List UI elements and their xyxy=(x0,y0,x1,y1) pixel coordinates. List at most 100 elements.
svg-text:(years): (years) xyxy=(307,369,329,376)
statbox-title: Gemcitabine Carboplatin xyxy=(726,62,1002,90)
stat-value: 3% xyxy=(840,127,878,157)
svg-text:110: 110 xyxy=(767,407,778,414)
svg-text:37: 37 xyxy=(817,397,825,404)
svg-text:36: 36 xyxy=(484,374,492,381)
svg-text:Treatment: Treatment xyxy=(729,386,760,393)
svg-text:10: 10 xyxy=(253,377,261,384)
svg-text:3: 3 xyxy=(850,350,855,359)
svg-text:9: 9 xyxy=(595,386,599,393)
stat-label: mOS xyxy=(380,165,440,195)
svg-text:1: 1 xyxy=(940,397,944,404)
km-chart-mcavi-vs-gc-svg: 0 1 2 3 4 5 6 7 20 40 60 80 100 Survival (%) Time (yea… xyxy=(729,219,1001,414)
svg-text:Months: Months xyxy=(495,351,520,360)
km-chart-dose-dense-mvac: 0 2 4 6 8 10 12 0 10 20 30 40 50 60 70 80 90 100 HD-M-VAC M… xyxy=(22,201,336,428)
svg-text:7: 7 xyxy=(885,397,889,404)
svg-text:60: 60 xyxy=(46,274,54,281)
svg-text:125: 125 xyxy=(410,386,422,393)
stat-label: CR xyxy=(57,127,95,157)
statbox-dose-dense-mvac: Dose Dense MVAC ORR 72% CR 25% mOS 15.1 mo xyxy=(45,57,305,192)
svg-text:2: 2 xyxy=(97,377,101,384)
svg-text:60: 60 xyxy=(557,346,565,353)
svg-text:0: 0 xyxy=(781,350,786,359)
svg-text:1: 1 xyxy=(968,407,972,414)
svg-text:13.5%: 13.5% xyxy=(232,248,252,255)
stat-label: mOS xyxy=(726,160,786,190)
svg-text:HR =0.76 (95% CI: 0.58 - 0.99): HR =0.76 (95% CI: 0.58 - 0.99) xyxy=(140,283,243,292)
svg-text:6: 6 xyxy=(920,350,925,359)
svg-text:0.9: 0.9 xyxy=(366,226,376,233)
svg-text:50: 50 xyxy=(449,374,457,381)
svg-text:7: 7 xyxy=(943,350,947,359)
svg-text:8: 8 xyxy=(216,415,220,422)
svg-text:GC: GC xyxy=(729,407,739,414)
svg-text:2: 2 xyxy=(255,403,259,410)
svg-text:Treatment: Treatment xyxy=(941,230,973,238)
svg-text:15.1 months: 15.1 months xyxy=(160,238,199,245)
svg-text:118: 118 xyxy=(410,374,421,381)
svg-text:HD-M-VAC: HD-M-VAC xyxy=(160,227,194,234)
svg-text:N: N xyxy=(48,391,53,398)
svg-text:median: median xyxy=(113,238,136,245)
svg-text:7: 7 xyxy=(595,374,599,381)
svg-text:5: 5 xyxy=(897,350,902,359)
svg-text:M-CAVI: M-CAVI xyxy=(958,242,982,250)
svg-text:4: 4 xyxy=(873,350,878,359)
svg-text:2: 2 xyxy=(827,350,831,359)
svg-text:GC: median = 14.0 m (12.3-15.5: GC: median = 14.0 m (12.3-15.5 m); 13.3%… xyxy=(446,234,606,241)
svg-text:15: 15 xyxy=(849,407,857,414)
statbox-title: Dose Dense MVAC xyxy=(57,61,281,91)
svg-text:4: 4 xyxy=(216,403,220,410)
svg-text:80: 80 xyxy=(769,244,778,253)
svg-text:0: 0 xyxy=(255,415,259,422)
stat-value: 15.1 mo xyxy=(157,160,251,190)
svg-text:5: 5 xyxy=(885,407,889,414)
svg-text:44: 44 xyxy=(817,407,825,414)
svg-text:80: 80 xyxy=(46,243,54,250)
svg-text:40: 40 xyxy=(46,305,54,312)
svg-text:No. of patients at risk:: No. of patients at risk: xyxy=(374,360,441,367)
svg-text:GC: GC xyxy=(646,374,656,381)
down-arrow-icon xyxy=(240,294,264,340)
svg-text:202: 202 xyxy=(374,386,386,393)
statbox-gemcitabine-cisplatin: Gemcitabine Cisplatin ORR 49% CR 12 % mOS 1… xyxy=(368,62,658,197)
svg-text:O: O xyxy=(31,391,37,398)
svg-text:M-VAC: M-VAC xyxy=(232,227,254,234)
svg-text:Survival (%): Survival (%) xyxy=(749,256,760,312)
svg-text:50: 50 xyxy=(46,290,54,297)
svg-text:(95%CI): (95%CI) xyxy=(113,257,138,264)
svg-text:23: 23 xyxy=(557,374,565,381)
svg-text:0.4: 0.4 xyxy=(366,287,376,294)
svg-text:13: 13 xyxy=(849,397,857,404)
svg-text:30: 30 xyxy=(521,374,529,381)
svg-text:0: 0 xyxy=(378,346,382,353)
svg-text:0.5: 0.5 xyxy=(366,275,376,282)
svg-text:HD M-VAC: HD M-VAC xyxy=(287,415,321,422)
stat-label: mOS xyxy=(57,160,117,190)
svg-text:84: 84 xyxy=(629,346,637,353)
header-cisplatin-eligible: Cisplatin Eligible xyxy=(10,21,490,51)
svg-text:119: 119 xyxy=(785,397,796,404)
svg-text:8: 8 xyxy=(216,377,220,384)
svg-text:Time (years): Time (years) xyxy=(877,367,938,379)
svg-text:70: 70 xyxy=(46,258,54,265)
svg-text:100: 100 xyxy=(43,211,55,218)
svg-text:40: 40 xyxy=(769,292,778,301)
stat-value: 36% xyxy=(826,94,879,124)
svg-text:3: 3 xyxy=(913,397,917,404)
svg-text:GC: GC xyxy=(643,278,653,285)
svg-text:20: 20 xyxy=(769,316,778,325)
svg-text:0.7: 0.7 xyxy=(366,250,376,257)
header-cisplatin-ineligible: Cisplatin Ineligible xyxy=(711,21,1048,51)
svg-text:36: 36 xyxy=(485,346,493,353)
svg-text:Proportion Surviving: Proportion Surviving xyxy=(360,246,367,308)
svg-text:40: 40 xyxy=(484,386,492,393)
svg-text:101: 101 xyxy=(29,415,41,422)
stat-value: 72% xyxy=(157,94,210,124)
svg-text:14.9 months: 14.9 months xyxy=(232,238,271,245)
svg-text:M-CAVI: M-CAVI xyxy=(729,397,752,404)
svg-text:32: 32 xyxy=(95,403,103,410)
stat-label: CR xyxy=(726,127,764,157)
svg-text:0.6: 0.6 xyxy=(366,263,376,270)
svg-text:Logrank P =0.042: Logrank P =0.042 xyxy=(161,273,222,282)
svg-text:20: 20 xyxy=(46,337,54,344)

• Your goal
Transcribe each entry exactly.

• Answer to the problem
List UI elements and their xyxy=(x0,y0,x1,y1) pixel coordinates. List at most 100 elements.
svg-text:(years): (years) xyxy=(307,369,329,376)
statbox-title: Gemcitabine Carboplatin xyxy=(726,62,1002,90)
stat-value: 3% xyxy=(840,127,878,157)
svg-text:110: 110 xyxy=(767,407,778,414)
svg-text:37: 37 xyxy=(817,397,825,404)
svg-text:36: 36 xyxy=(484,374,492,381)
svg-text:Treatment: Treatment xyxy=(729,386,760,393)
svg-text:10: 10 xyxy=(253,377,261,384)
svg-text:3: 3 xyxy=(850,350,855,359)
svg-text:9: 9 xyxy=(595,386,599,393)
stat-label: mOS xyxy=(380,165,440,195)
svg-text:1: 1 xyxy=(940,397,944,404)
km-chart-mcavi-vs-gc-svg: 0 1 2 3 4 5 6 7 20 40 60 80 100 Survival (%) Time (yea… xyxy=(729,219,1001,414)
svg-text:Months: Months xyxy=(495,351,520,360)
km-chart-dose-dense-mvac: 0 2 4 6 8 10 12 0 10 20 30 40 50 60 70 80 90 100 HD-M-VAC M… xyxy=(22,201,336,428)
svg-text:7: 7 xyxy=(885,397,889,404)
svg-text:60: 60 xyxy=(46,274,54,281)
svg-text:125: 125 xyxy=(410,386,422,393)
stat-label: CR xyxy=(57,127,95,157)
statbox-dose-dense-mvac: Dose Dense MVAC ORR 72% CR 25% mOS 15.1 mo xyxy=(45,57,305,192)
svg-text:2: 2 xyxy=(97,377,101,384)
svg-text:60: 60 xyxy=(557,346,565,353)
svg-text:0: 0 xyxy=(781,350,786,359)
svg-text:1: 1 xyxy=(968,407,972,414)
svg-text:13.5%: 13.5% xyxy=(232,248,252,255)
stat-label: mOS xyxy=(726,160,786,190)
svg-text:HR =0.76 (95% CI: 0.58 - 0.99): HR =0.76 (95% CI: 0.58 - 0.99) xyxy=(140,283,243,292)
svg-text:6: 6 xyxy=(920,350,925,359)
svg-text:0.9: 0.9 xyxy=(366,226,376,233)
svg-text:50: 50 xyxy=(449,374,457,381)
svg-text:7: 7 xyxy=(943,350,947,359)
svg-text:8: 8 xyxy=(216,415,220,422)
svg-text:GC: GC xyxy=(729,407,739,414)
svg-text:2: 2 xyxy=(255,403,259,410)
svg-text:Treatment: Treatment xyxy=(941,230,973,238)
svg-text:15.1 months: 15.1 months xyxy=(160,238,199,245)
svg-text:118: 118 xyxy=(410,374,421,381)
svg-text:HD-M-VAC: HD-M-VAC xyxy=(160,227,194,234)
svg-text:N: N xyxy=(48,391,53,398)
svg-text:median: median xyxy=(113,238,136,245)
svg-text:7: 7 xyxy=(595,374,599,381)
svg-text:5: 5 xyxy=(897,350,902,359)
svg-text:M-CAVI: M-CAVI xyxy=(958,242,982,250)
svg-text:4: 4 xyxy=(873,350,878,359)
svg-text:2: 2 xyxy=(827,350,831,359)
svg-text:GC: median = 14.0 m (12.3-15.5: GC: median = 14.0 m (12.3-15.5 m); 13.3%… xyxy=(446,234,606,241)
svg-text:15: 15 xyxy=(849,407,857,414)
statbox-title: Dose Dense MVAC xyxy=(57,61,281,91)
svg-text:4: 4 xyxy=(216,403,220,410)
svg-text:80: 80 xyxy=(769,244,778,253)
svg-text:0: 0 xyxy=(255,415,259,422)
stat-value: 15.1 mo xyxy=(157,160,251,190)
svg-text:5: 5 xyxy=(885,407,889,414)
svg-text:44: 44 xyxy=(817,407,825,414)
svg-text:80: 80 xyxy=(46,243,54,250)
svg-text:40: 40 xyxy=(46,305,54,312)
svg-text:No. of patients at risk:: No. of patients at risk: xyxy=(374,360,441,367)
svg-text:GC: GC xyxy=(646,374,656,381)
down-arrow-icon xyxy=(240,294,264,340)
svg-text:202: 202 xyxy=(374,386,386,393)
statbox-gemcitabine-cisplatin: Gemcitabine Cisplatin ORR 49% CR 12 % mOS 1… xyxy=(368,62,658,197)
svg-text:O: O xyxy=(31,391,37,398)
svg-text:M-VAC: M-VAC xyxy=(232,227,254,234)
svg-text:Survival (%): Survival (%) xyxy=(749,256,760,312)
svg-text:50: 50 xyxy=(46,290,54,297)
svg-text:(95%CI): (95%CI) xyxy=(113,257,138,264)
svg-text:23: 23 xyxy=(557,374,565,381)
svg-text:0.4: 0.4 xyxy=(366,287,376,294)
svg-text:13: 13 xyxy=(849,397,857,404)
svg-text:30: 30 xyxy=(521,374,529,381)
svg-text:0: 0 xyxy=(378,346,382,353)
svg-text:0.5: 0.5 xyxy=(366,275,376,282)
svg-text:HD M-VAC: HD M-VAC xyxy=(287,415,321,422)
stat-label: mOS xyxy=(57,160,117,190)
svg-text:84: 84 xyxy=(629,346,637,353)
header-cisplatin-eligible: Cisplatin Eligible xyxy=(10,21,490,51)
svg-text:119: 119 xyxy=(785,397,796,404)
svg-text:8: 8 xyxy=(216,377,220,384)
svg-text:Time (years): Time (years) xyxy=(877,367,938,379)
svg-text:70: 70 xyxy=(46,258,54,265)
svg-text:100: 100 xyxy=(43,211,55,218)
svg-text:40: 40 xyxy=(769,292,778,301)
stat-value: 36% xyxy=(826,94,879,124)
svg-text:3: 3 xyxy=(913,397,917,404)
svg-text:GC: GC xyxy=(643,278,653,285)
svg-text:20: 20 xyxy=(769,316,778,325)
svg-text:0.7: 0.7 xyxy=(366,250,376,257)
header-cisplatin-ineligible: Cisplatin Ineligible xyxy=(711,21,1048,51)
svg-text:36: 36 xyxy=(485,346,493,353)
svg-text:Proportion Surviving: Proportion Surviving xyxy=(360,246,367,308)
svg-text:40: 40 xyxy=(484,386,492,393)
svg-text:101: 101 xyxy=(29,415,41,422)
stat-value: 72% xyxy=(157,94,210,124)
svg-text:14.9 months: 14.9 months xyxy=(232,238,271,245)
svg-text:M-CAVI: M-CAVI xyxy=(729,397,752,404)
svg-text:32: 32 xyxy=(95,403,103,410)
stat-label: CR xyxy=(726,127,764,157)
svg-text:0.6: 0.6 xyxy=(366,263,376,270)
svg-text:Logrank P =0.042: Logrank P =0.042 xyxy=(161,273,222,282)
svg-text:20: 20 xyxy=(46,337,54,344)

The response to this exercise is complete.